Required work:
Skip the pictures. Repeat everything else in the records word for word.
====== Records ======
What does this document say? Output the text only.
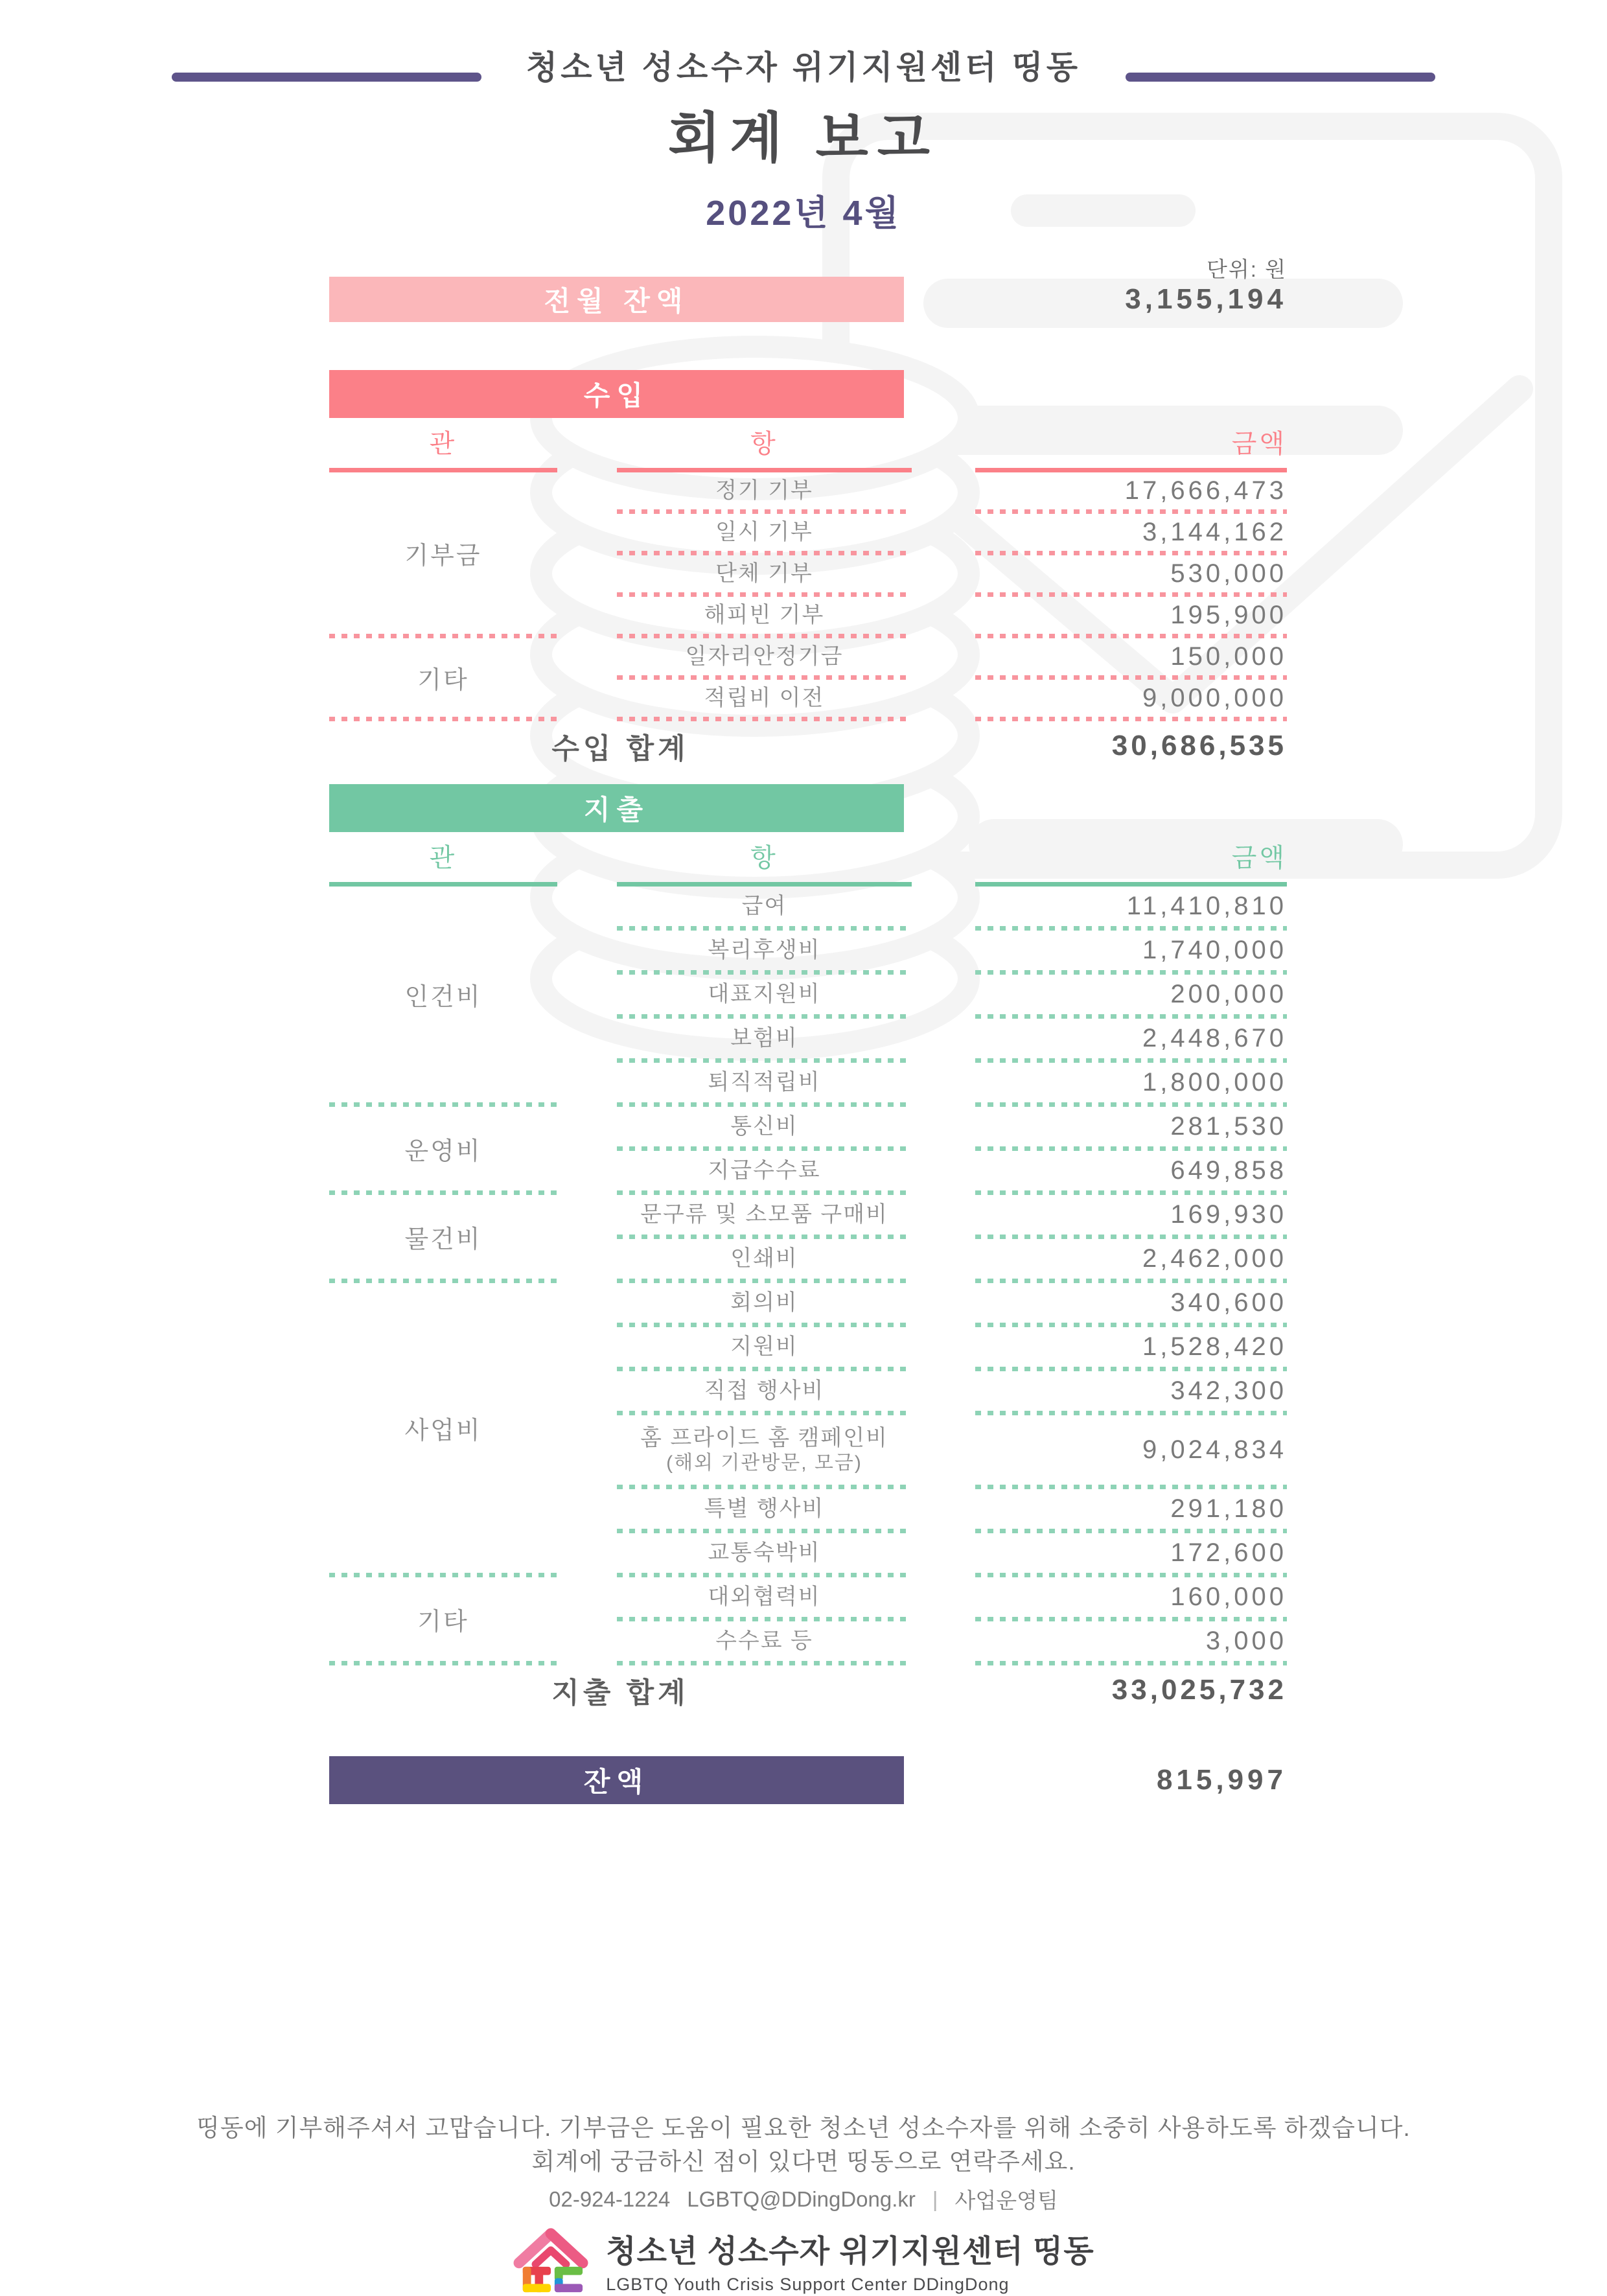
청소년 성소수자 위기지원센터 띵동
회계 보고
2022년 4월
단위: 원
전월 잔액	3,155,194
수입
관	항	금액
기부금
정기 기부	17,666,473
일시 기부	3,144,162
단체 기부	530,000
해피빈 기부	195,900
기타
일자리안정기금	150,000
적립비 이전	9,000,000
수입 합계	30,686,535
지출
관	항	금액
인건비
급여	11,410,810
복리후생비	1,740,000
대표지원비	200,000
보험비	2,448,670
퇴직적립비	1,800,000
운영비
통신비	281,530
지급수수료	649,858
물건비
문구류 및 소모품 구매비	169,930
인쇄비	2,462,000
사업비
회의비	340,600
지원비	1,528,420
직접 행사비	342,300
홈 프라이드 홈 캠페인비
(해외 기관방문, 모금)	9,024,834
특별 행사비	291,180
교통숙박비	172,600
기타
대외협력비	160,000
수수료 등	3,000
지출 합계	33,025,732
잔액	815,997

띵동에 기부해주셔서 고맙습니다. 기부금은 도움이 필요한 청소년 성소수자를 위해 소중히 사용하도록 하겠습니다.

회계에 궁금하신 점이 있다면 띵동으로 연락주세요.

02-924-1224 LGBTQ@DDingDong.kr | 사업운영팀
청소년 성소수자 위기지원센터 띵동
LGBTQ Youth Crisis Support Center DDingDong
======
Answer to this exercise:
What does this document say? Output the text only.
청소년 성소수자 위기지원센터 띵동
회계 보고
2022년 4월
단위: 원
전월 잔액	3,155,194
수입
관	항	금액
기부금
정기 기부	17,666,473
일시 기부	3,144,162
단체 기부	530,000
해피빈 기부	195,900
기타
일자리안정기금	150,000
적립비 이전	9,000,000
수입 합계	30,686,535
지출
관	항	금액
인건비
급여	11,410,810
복리후생비	1,740,000
대표지원비	200,000
보험비	2,448,670
퇴직적립비	1,800,000
운영비
통신비	281,530
지급수수료	649,858
물건비
문구류 및 소모품 구매비	169,930
인쇄비	2,462,000
사업비
회의비	340,600
지원비	1,528,420
직접 행사비	342,300
홈 프라이드 홈 캠페인비
(해외 기관방문, 모금)	9,024,834
특별 행사비	291,180
교통숙박비	172,600
기타
대외협력비	160,000
수수료 등	3,000
지출 합계	33,025,732
잔액	815,997

띵동에 기부해주셔서 고맙습니다. 기부금은 도움이 필요한 청소년 성소수자를 위해 소중히 사용하도록 하겠습니다.

회계에 궁금하신 점이 있다면 띵동으로 연락주세요.

02-924-1224 LGBTQ@DDingDong.kr | 사업운영팀
청소년 성소수자 위기지원센터 띵동
LGBTQ Youth Crisis Support Center DDingDong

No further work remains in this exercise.